◆ WHAT YOU SHOULD DO: Every line of the listing that holds the word "Extract" should be returned.

___ DATA SHOWN ___

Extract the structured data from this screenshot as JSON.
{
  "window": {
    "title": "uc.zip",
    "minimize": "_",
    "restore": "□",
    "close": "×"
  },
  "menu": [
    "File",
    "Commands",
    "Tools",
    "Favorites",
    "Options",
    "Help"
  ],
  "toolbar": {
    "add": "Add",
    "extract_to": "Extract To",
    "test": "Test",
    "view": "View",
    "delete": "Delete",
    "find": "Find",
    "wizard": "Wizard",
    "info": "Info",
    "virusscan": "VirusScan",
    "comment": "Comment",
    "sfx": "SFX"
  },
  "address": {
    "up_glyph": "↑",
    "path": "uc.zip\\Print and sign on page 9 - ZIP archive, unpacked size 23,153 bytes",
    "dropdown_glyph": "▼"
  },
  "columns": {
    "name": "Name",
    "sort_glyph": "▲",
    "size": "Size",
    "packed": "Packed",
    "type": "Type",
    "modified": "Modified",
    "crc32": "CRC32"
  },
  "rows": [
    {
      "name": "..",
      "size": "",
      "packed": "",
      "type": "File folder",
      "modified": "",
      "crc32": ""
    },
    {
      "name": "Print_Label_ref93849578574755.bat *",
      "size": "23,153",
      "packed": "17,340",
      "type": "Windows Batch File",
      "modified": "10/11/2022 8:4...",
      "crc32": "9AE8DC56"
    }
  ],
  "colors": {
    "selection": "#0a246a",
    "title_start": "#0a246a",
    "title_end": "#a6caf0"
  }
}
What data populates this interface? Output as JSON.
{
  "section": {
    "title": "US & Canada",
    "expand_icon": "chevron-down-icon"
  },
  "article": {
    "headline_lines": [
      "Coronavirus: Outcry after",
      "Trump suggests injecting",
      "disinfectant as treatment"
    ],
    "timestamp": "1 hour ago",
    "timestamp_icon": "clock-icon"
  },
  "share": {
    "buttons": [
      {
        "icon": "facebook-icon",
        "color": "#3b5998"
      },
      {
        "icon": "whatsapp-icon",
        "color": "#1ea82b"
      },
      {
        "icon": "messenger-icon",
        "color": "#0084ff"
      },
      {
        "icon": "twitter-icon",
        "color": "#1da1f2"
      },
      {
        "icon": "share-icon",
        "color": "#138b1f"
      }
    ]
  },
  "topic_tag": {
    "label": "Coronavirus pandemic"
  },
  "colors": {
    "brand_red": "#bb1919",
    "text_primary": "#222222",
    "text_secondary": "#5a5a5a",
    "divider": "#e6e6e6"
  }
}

___

◆ RESPONSE FOR THIS EXERCISE:
Extract the structured data from this screenshot as JSON.
    "extract_to": "Extract To",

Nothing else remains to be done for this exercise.